EXERCISE BRIEF
Locate the lines that hold the string "close". Copy every such line.

RAW RECORDS

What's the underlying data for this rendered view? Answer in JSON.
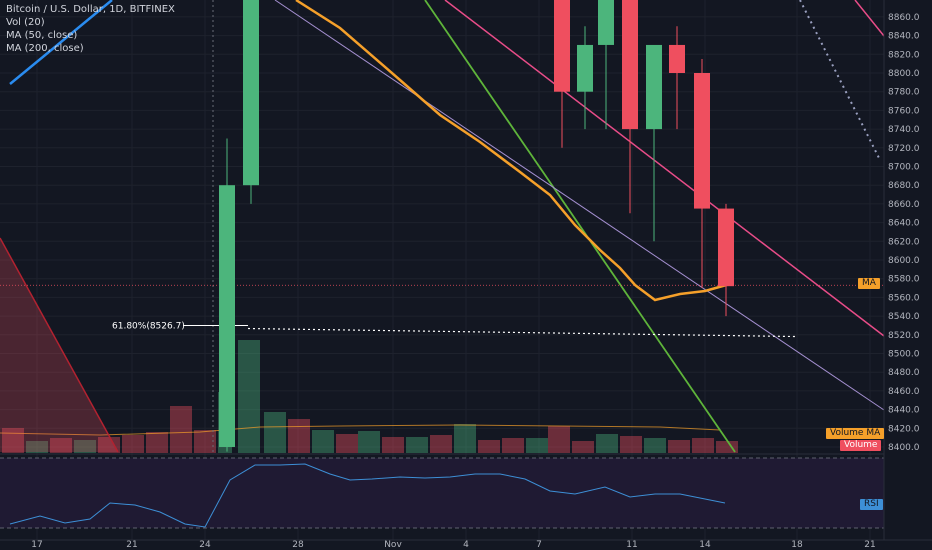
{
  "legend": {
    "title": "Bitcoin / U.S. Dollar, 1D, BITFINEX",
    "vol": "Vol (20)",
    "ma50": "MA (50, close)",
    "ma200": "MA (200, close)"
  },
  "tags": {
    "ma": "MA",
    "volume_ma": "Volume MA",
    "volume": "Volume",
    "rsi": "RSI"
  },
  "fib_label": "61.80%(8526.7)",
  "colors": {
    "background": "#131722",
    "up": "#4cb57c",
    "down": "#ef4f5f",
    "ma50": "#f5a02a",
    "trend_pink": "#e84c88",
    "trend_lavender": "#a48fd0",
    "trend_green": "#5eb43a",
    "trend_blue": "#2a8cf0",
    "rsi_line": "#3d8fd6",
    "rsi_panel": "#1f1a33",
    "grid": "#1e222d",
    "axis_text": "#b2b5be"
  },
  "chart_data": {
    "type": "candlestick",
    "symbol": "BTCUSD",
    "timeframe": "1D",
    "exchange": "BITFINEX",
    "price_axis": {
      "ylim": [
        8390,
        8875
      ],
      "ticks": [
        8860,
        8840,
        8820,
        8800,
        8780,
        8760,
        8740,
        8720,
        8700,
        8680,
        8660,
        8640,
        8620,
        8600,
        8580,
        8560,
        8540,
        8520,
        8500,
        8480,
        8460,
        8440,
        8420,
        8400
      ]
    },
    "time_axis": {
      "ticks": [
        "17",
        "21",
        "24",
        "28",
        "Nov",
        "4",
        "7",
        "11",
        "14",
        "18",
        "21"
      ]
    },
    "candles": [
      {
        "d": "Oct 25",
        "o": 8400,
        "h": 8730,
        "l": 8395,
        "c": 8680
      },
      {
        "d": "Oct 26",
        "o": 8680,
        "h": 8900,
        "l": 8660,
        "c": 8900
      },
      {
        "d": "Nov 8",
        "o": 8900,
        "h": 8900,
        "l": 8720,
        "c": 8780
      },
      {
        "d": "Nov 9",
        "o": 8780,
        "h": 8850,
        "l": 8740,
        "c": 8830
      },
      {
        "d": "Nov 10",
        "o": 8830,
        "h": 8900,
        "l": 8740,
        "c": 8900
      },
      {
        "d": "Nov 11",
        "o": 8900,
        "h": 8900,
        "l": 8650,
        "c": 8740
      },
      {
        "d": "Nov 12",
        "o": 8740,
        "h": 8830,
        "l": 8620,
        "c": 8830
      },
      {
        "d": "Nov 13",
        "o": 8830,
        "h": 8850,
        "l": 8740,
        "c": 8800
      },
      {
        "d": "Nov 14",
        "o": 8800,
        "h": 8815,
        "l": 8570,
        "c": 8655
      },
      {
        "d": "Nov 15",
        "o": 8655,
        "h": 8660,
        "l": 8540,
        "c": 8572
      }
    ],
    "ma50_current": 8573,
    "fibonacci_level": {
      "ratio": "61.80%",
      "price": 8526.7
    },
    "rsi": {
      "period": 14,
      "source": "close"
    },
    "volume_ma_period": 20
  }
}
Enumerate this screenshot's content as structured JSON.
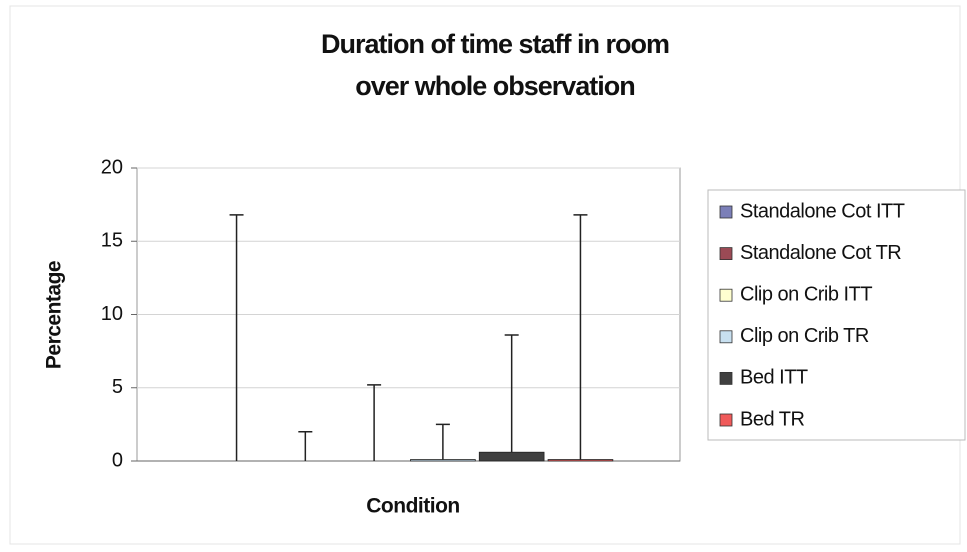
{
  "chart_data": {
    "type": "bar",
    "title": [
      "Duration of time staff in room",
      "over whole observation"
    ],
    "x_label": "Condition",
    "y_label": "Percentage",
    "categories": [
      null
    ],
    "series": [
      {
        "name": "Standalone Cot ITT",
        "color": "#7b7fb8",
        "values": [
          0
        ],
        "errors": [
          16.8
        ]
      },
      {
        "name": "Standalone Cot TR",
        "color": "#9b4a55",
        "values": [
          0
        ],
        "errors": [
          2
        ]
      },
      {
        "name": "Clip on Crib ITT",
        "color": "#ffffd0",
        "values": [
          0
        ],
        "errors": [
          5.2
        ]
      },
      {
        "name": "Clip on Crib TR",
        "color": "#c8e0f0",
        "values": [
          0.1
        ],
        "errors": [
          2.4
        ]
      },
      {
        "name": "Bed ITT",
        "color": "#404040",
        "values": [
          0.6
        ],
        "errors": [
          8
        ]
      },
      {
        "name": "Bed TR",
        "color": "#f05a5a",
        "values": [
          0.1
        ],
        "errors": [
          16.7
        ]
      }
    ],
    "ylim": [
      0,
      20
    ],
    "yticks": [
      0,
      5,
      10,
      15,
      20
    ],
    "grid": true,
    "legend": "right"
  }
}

==

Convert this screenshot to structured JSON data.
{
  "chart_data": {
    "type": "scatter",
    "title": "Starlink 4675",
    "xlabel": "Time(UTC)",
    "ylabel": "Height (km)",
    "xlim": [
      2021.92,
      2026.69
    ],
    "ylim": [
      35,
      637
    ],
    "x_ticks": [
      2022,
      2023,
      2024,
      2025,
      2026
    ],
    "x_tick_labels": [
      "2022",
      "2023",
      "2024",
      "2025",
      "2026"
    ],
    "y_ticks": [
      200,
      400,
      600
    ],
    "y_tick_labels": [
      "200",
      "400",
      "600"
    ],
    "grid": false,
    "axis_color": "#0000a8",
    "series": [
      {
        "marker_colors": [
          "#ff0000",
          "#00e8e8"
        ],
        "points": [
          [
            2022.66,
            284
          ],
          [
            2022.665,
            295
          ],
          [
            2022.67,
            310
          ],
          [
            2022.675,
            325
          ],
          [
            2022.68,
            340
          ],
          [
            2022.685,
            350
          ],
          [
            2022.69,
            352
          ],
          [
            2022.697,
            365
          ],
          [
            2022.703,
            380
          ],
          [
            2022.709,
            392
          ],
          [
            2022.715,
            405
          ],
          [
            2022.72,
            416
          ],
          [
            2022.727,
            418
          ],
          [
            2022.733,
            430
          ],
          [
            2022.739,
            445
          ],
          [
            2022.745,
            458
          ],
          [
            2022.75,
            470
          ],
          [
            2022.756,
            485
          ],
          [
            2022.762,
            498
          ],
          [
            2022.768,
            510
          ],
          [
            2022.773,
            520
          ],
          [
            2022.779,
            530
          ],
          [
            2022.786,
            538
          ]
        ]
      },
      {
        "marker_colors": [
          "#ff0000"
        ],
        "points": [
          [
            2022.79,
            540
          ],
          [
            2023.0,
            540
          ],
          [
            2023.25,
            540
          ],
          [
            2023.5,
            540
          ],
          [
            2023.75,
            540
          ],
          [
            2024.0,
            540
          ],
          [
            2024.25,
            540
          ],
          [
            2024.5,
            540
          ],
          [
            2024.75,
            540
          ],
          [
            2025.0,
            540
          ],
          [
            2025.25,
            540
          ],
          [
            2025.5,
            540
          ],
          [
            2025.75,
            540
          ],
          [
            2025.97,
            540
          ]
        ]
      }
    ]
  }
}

TASK RESULT
    "ma50": "MA (50, close)",
    "ma200": "MA (200, close)"
      "source": "close"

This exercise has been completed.